TASK DATA ->
★ ★ ★ ★

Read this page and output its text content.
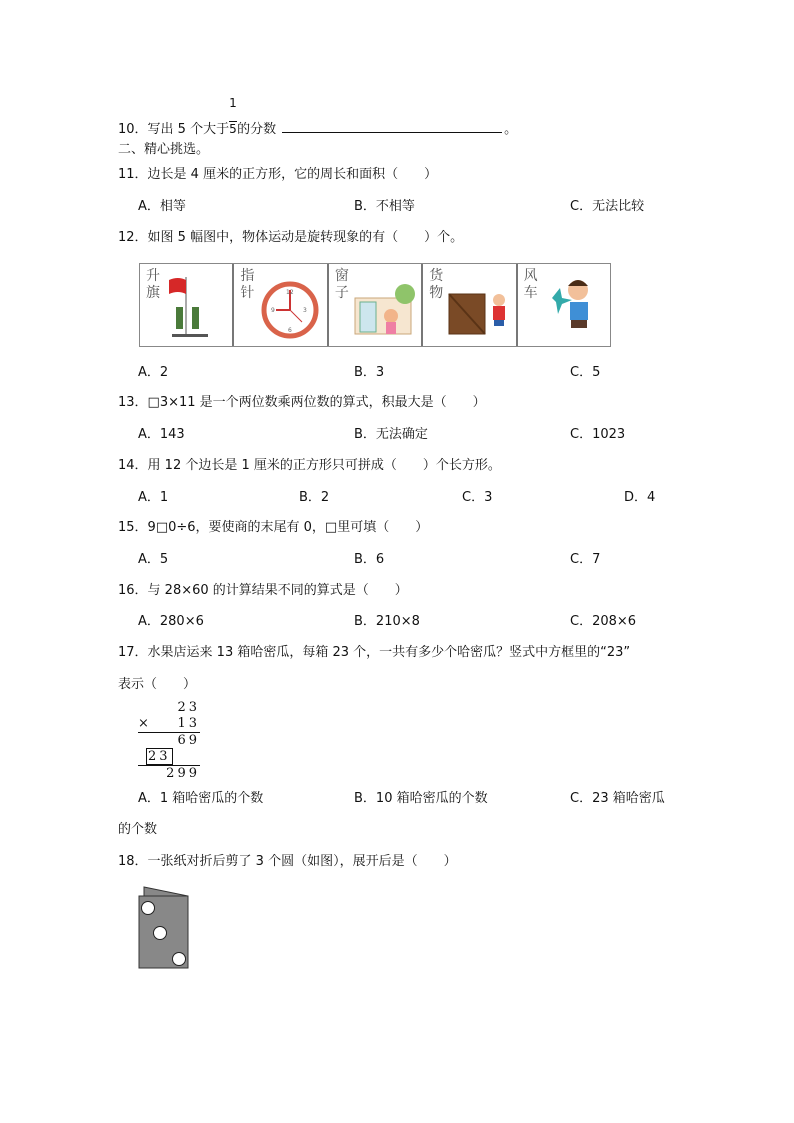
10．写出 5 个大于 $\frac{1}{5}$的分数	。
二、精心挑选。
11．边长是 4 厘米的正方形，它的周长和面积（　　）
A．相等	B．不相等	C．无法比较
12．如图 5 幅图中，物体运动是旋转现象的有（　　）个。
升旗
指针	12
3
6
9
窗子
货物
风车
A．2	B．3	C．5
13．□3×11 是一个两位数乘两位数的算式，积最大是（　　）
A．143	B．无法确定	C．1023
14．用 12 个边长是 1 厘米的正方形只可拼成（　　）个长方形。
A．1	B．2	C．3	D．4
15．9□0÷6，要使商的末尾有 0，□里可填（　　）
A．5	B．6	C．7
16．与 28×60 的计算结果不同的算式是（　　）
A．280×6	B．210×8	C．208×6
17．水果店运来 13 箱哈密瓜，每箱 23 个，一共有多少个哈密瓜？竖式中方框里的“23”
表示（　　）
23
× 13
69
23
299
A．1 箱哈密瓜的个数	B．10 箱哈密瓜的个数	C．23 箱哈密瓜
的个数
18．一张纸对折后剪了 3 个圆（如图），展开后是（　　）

★ ★ ★ ★

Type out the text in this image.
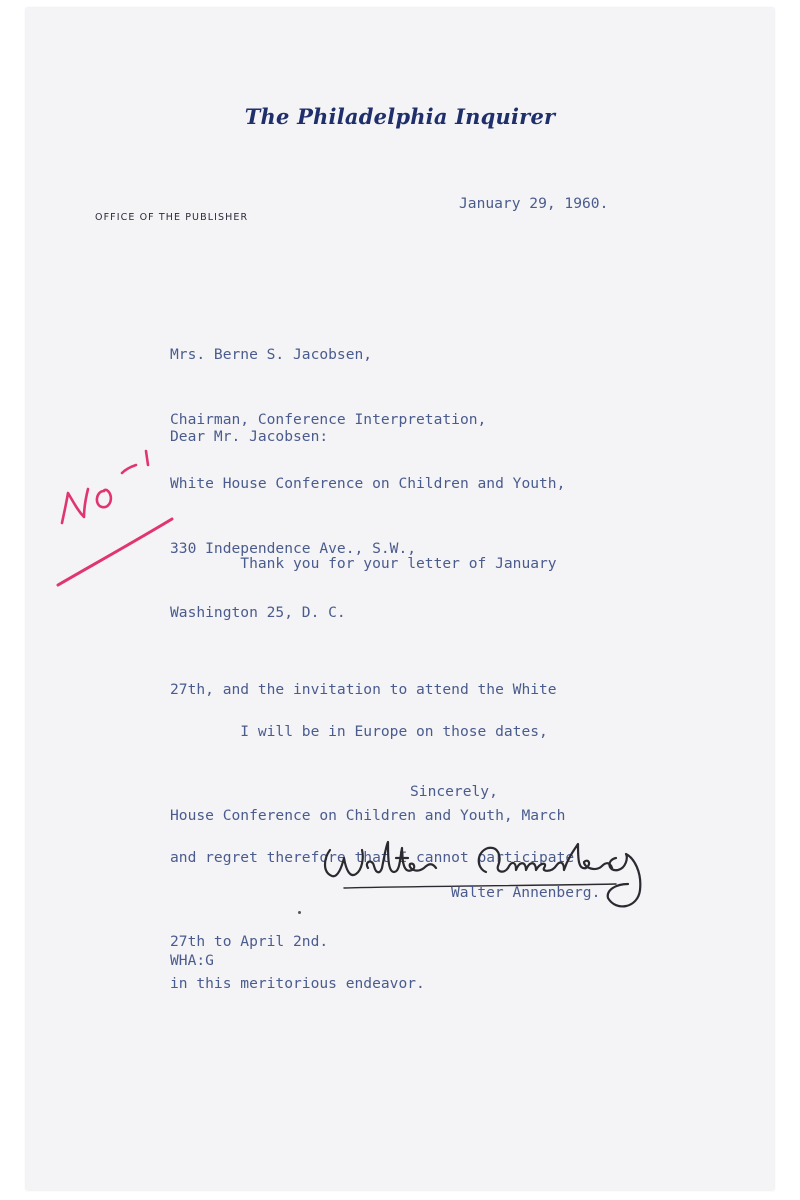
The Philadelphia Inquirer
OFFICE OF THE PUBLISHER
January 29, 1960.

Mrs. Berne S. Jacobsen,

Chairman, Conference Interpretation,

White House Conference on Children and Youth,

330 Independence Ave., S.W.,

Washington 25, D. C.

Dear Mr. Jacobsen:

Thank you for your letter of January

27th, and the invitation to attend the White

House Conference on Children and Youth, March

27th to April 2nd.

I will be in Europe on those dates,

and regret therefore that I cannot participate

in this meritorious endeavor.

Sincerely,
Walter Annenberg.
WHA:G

★ ★ ★ ★

Copy out every line holding the string "Children".

THE COMPLETED TASK ->
White House Conference on Children and Youth,
House Conference on Children and Youth, March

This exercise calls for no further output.